Copy everything from the line containing "app-icon <box>282 779 301 797</box>" down to the line containing "app-icon <box>516 779 535 797</box>", with both of those lines included and nothing changed.
## begin ENTRIES
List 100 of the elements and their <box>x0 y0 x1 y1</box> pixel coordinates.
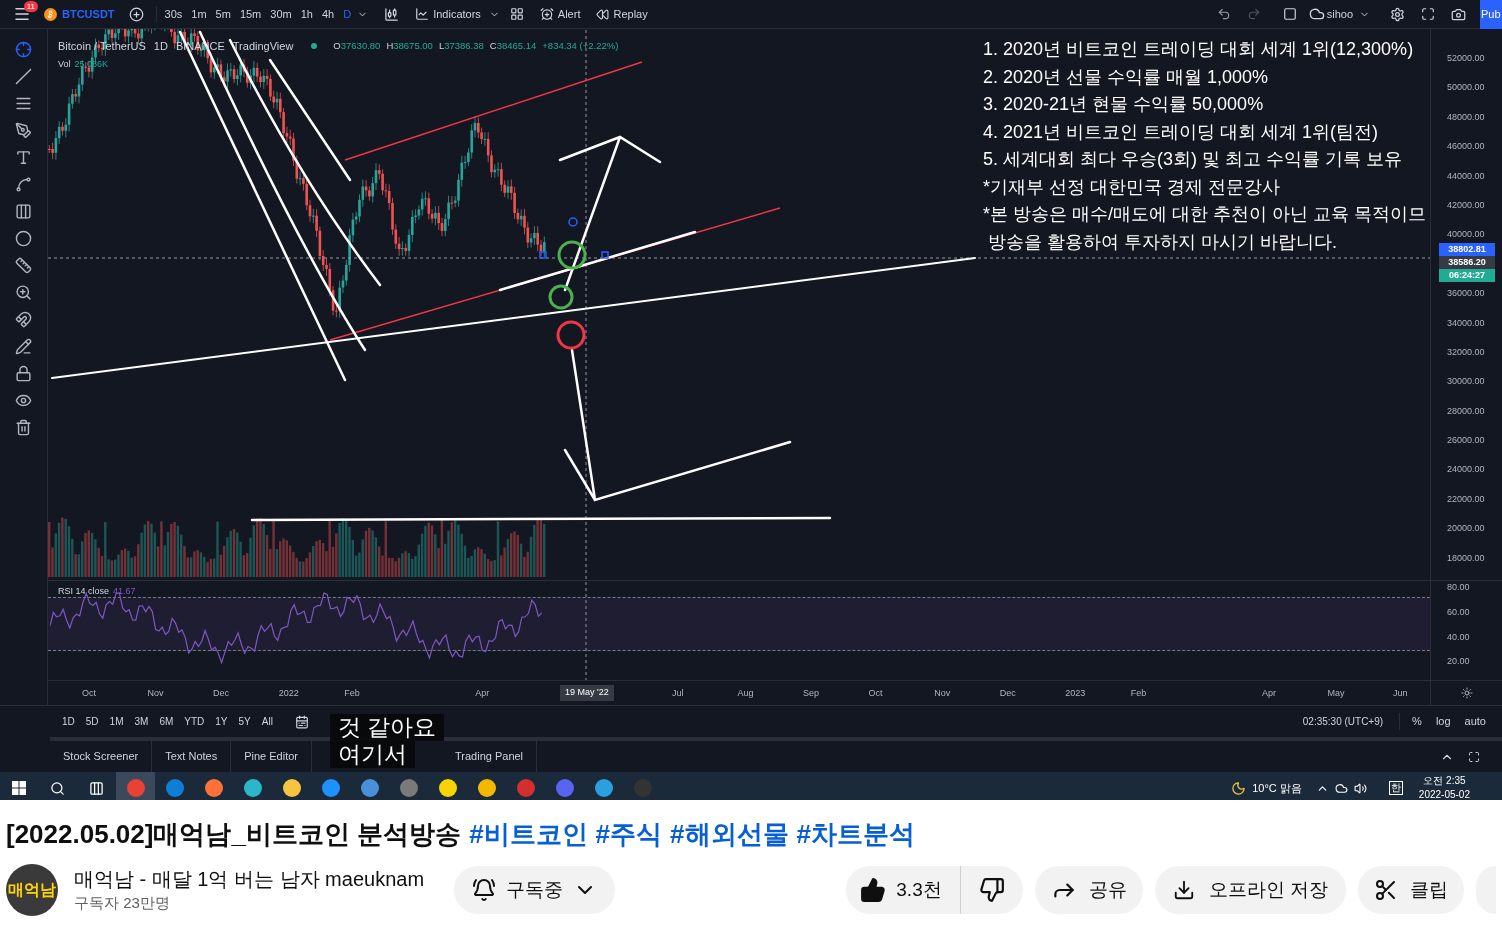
app-icon <box>282 779 301 797</box>
interval-tab[interactable]: D <box>343 5 352 23</box>
indicators-button[interactable]: Indicators <box>415 5 481 23</box>
share-button[interactable]: 공유 <box>1034 866 1143 914</box>
sun-icon[interactable] <box>1460 687 1473 699</box>
replay-button[interactable]: Replay <box>596 5 648 23</box>
interval-tab[interactable]: 4h <box>321 5 335 23</box>
clock-time: 오전 2:35 <box>1423 774 1466 788</box>
app-icon <box>516 779 535 797</box>
app-icon <box>399 779 418 797</box>
interval-tab[interactable]: 5m <box>215 5 231 23</box>
interval-tab[interactable]: 1h <box>300 5 313 23</box>
range-button[interactable]: 3M <box>134 714 149 729</box>
range-button[interactable]: 5Y <box>238 714 251 729</box>
time-label: Jun <box>1393 687 1408 700</box>
range-button[interactable]: 1M <box>109 714 124 729</box>
crosshair-icon[interactable] <box>15 41 32 58</box>
trash-icon[interactable] <box>15 419 32 436</box>
ruler-icon[interactable] <box>15 257 32 274</box>
pencil-icon[interactable] <box>15 338 32 355</box>
time-label: Nov <box>934 687 951 700</box>
fullscreen-icon[interactable] <box>1421 7 1435 21</box>
range-button[interactable]: 5D <box>85 714 99 729</box>
app-icon <box>243 779 262 797</box>
symbol-label[interactable]: BTCUSDT <box>62 5 115 23</box>
layout-icon[interactable] <box>509 7 524 21</box>
hashtag-link[interactable]: #주식 <box>595 818 663 850</box>
range-button[interactable]: All <box>261 714 273 729</box>
subscribe-button[interactable]: 구독중 <box>454 866 616 914</box>
search-icon[interactable] <box>50 780 65 796</box>
clip-button[interactable]: 클립 <box>1358 866 1464 914</box>
dislike-icon[interactable] <box>978 877 1005 903</box>
overlay-text: *기재부 선정 대한민국 경제 전문강사 <box>983 175 1280 199</box>
user-button[interactable]: sihoo <box>1308 5 1353 23</box>
app-icon <box>126 779 145 797</box>
interval-tab[interactable]: 30s <box>164 5 183 23</box>
interval-tab[interactable]: 30m <box>270 5 292 23</box>
magnet-icon[interactable] <box>15 311 32 328</box>
range-button[interactable]: 6M <box>159 714 174 729</box>
hashtag-link[interactable]: #차트분석 <box>796 818 915 850</box>
range-button[interactable]: YTD <box>184 714 205 729</box>
menu-button[interactable]: 11 <box>0 0 44 29</box>
range-button[interactable]: 1D <box>62 714 75 729</box>
circle-icon[interactable] <box>15 230 32 247</box>
channel-avatar[interactable]: 매억남 <box>6 864 58 916</box>
alert-button[interactable]: Alert <box>539 5 581 23</box>
subtitle-text: 여기서 <box>330 741 415 768</box>
interval-tab[interactable]: 15m <box>239 5 262 23</box>
price-tag: 06:24:27 <box>1439 269 1495 282</box>
eye-icon[interactable] <box>15 392 32 409</box>
price-label: 18000.00 <box>1447 552 1485 563</box>
pen-icon[interactable] <box>15 122 32 139</box>
lock-icon[interactable] <box>15 365 32 382</box>
camera-icon[interactable] <box>1451 6 1466 22</box>
interval-tab[interactable]: 1m <box>191 5 207 23</box>
chart-line-icon <box>415 7 430 21</box>
square-icon[interactable] <box>1282 7 1297 21</box>
subscriber-count: 구독자 23만명 <box>74 892 171 913</box>
app-icon <box>594 779 613 797</box>
lines-icon[interactable] <box>15 95 32 112</box>
bitcoin-icon <box>44 7 57 21</box>
columns-icon[interactable] <box>15 203 32 220</box>
download-icon <box>1172 879 1195 901</box>
download-button[interactable]: 오프라인 저장 <box>1154 866 1346 914</box>
text-icon[interactable] <box>15 149 32 166</box>
channel-name[interactable]: 매억남 - 매달 1억 버는 남자 maeuknam <box>74 865 425 892</box>
windows-logo-icon[interactable] <box>12 781 26 795</box>
zoom-icon[interactable] <box>15 284 32 301</box>
line-icon[interactable] <box>15 68 32 85</box>
overlay-text: 1. 2020년 비트코인 트레이딩 대회 세계 1위(12,300%) <box>983 38 1414 61</box>
candlestick-icon[interactable] <box>384 6 400 22</box>
clock-date: 2022-05-02 <box>1418 788 1470 800</box>
scale-option[interactable]: log <box>1435 713 1451 730</box>
price-label: 40000.00 <box>1447 229 1485 240</box>
time-label: May <box>1327 687 1345 700</box>
add-symbol-icon[interactable] <box>128 6 144 22</box>
video-title: [2022.05.02]매억남_비트코인 분석방송 <box>6 818 462 850</box>
ohlc-value: C38465.14 <box>489 39 537 54</box>
scale-option[interactable]: auto <box>1464 713 1486 730</box>
task-view-icon[interactable] <box>89 780 104 796</box>
settings-icon[interactable] <box>1390 6 1405 22</box>
time-label: Apr <box>1261 687 1276 700</box>
range-button[interactable]: 1Y <box>215 714 228 729</box>
time-label: Oct <box>868 687 883 700</box>
weather-label[interactable]: 10°C 맑음 <box>1252 779 1302 797</box>
maximize-icon[interactable] <box>1468 750 1480 763</box>
subtitle-text: 것 같아요 <box>330 714 445 741</box>
volume-icon[interactable] <box>1353 781 1367 795</box>
calendar-icon[interactable] <box>294 714 309 729</box>
undo-icon[interactable] <box>1216 7 1231 21</box>
scale-option[interactable]: % <box>1412 713 1422 730</box>
cloud-icon[interactable] <box>1334 781 1348 795</box>
ime-label[interactable]: 한 <box>1388 781 1403 795</box>
app-icon <box>555 779 574 797</box>
hashtag-link[interactable]: #비트코인 <box>469 818 588 850</box>
hashtag-link[interactable]: #해외선물 <box>670 818 789 850</box>
publish-button[interactable]: Pub <box>1480 0 1502 29</box>
spline-icon[interactable] <box>15 176 32 193</box>
time-label: Oct <box>82 687 96 700</box>
volume-label: Vol <box>58 58 71 71</box>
## end ENTRIES
__RESULT FOR THIS TASK__:
app-icon <box>282 779 301 797</box>
interval-tab[interactable]: D <box>343 5 352 23</box>
indicators-button[interactable]: Indicators <box>415 5 481 23</box>
share-button[interactable]: 공유 <box>1034 866 1143 914</box>
sun-icon[interactable] <box>1460 687 1473 699</box>
replay-button[interactable]: Replay <box>596 5 648 23</box>
interval-tab[interactable]: 4h <box>321 5 335 23</box>
clock-time: 오전 2:35 <box>1423 774 1466 788</box>
app-icon <box>516 779 535 797</box>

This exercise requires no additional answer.